## Task details
Identify the lines that contain the string "Abada" and report only how many there are.

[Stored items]
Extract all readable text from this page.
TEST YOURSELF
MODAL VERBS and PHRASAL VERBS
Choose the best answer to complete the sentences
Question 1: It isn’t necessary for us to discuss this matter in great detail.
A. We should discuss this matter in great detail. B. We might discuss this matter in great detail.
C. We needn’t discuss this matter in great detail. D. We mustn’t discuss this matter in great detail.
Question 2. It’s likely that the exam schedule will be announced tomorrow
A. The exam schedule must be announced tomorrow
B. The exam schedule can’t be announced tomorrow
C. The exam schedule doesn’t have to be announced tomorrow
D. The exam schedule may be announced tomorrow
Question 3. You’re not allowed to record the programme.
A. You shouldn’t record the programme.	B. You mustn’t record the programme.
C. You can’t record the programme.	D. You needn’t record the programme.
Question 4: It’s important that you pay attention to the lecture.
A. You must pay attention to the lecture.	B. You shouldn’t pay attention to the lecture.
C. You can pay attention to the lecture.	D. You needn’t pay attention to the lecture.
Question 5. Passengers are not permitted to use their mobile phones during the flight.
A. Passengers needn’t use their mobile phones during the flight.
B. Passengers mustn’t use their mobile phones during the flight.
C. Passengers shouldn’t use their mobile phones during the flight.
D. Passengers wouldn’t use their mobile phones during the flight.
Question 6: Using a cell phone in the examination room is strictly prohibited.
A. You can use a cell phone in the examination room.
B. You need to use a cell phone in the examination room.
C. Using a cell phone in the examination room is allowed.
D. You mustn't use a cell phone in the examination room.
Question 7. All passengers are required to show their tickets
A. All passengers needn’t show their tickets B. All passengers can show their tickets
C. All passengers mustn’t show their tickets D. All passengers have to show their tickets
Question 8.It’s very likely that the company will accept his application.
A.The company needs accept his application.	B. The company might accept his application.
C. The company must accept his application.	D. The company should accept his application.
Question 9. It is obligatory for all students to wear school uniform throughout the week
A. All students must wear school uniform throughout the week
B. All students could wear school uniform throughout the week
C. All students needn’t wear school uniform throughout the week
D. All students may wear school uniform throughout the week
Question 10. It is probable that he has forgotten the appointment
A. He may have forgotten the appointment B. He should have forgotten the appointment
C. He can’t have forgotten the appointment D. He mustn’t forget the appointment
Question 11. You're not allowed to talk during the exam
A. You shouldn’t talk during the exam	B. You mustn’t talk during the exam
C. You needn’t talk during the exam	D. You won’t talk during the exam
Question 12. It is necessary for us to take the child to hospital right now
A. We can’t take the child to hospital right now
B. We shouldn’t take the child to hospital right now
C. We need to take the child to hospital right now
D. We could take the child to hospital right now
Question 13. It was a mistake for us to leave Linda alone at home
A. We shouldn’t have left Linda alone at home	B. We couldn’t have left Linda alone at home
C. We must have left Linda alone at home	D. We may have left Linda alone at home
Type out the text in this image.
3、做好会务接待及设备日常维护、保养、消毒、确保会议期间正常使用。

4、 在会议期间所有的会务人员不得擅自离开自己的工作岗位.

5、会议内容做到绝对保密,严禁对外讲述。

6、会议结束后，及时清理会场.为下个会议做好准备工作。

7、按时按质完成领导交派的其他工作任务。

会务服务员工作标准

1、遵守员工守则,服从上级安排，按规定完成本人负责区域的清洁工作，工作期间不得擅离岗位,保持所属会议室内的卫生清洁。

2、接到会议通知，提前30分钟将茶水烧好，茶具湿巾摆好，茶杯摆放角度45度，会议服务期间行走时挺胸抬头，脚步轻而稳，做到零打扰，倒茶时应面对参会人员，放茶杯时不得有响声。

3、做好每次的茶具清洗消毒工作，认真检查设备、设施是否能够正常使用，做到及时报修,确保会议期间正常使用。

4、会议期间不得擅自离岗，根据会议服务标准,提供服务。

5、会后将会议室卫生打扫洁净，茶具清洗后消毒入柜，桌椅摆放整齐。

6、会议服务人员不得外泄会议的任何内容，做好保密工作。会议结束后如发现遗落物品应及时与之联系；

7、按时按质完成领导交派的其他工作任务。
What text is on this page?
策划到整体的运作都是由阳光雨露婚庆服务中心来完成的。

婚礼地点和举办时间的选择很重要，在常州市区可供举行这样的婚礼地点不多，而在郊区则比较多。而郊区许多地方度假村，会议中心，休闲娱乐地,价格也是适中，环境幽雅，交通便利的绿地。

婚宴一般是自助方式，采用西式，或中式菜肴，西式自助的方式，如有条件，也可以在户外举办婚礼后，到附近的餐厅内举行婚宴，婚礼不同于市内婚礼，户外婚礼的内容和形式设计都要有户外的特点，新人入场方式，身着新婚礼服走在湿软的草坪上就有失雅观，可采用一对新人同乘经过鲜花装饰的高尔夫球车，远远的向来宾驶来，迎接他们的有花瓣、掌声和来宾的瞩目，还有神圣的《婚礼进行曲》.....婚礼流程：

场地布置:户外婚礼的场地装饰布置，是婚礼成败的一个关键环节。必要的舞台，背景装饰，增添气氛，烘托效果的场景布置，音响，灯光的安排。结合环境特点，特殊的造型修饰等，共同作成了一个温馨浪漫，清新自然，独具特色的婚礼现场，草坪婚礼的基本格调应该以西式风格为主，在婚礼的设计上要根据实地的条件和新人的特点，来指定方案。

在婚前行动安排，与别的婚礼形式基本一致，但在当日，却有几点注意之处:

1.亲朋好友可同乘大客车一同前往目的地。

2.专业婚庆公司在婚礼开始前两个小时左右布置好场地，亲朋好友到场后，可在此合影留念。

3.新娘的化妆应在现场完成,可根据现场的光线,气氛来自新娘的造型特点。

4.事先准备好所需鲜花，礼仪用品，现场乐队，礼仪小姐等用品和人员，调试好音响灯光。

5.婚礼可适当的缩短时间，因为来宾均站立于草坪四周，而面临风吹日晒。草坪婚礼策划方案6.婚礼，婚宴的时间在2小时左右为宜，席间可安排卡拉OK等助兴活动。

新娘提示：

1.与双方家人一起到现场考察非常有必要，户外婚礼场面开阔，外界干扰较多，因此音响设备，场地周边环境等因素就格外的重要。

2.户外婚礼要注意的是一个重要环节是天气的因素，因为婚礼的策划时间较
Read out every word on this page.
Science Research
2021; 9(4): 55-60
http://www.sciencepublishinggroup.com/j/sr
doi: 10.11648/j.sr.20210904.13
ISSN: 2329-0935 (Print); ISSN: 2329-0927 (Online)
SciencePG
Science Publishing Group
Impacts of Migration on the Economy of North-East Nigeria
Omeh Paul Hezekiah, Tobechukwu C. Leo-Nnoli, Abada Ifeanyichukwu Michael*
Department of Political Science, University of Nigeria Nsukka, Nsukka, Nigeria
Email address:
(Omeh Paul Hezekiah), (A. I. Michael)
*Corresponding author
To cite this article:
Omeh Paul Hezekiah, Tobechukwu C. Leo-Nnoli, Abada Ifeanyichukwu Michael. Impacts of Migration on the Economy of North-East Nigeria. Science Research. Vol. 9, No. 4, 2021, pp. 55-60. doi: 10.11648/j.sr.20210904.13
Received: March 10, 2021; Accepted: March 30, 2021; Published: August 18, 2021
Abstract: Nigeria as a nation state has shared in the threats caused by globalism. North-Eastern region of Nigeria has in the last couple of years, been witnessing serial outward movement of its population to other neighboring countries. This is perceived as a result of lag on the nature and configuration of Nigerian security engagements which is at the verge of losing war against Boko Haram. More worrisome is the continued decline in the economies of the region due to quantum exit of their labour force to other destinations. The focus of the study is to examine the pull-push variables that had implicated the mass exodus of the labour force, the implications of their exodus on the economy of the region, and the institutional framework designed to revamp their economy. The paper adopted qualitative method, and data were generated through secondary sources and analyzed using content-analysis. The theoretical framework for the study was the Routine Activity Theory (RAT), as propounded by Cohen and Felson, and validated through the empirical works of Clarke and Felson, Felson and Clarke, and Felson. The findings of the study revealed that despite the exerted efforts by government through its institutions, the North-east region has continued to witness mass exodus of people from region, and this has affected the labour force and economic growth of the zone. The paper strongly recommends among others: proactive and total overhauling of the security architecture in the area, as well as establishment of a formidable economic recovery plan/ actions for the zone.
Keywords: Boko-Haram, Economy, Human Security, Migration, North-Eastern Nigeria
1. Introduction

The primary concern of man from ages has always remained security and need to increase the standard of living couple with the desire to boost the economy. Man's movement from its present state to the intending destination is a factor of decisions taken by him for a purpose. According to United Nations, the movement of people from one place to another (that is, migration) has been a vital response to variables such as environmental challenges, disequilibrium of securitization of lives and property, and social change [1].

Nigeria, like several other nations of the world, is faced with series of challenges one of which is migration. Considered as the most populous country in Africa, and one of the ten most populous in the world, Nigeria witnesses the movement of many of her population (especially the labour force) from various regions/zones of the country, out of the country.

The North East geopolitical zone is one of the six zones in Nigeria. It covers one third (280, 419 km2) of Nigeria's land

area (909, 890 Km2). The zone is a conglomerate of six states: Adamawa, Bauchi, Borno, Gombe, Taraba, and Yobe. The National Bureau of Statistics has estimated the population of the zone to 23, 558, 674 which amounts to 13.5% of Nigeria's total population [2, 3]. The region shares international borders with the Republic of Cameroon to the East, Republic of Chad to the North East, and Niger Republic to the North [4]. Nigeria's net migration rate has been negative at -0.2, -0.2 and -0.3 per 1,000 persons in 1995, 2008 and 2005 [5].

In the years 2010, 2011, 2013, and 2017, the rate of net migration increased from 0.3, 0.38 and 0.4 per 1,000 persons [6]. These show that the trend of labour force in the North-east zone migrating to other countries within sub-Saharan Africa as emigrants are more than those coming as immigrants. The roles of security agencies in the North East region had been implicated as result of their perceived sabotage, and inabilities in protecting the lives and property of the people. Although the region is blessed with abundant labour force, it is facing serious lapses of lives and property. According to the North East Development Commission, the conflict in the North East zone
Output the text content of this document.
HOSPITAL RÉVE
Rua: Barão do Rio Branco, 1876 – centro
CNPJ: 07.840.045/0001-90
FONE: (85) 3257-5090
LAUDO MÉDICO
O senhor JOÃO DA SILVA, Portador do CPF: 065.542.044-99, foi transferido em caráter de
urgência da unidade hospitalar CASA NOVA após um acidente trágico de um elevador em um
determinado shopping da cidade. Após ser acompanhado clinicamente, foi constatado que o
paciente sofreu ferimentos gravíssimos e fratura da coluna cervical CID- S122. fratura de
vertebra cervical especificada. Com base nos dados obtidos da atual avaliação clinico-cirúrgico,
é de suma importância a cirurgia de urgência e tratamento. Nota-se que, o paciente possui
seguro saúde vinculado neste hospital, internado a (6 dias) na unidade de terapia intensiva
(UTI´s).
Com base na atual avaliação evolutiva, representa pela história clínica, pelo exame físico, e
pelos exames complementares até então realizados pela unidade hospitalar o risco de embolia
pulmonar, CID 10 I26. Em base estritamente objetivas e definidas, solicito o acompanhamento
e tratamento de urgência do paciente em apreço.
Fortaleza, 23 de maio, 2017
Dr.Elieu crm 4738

## Task answer
2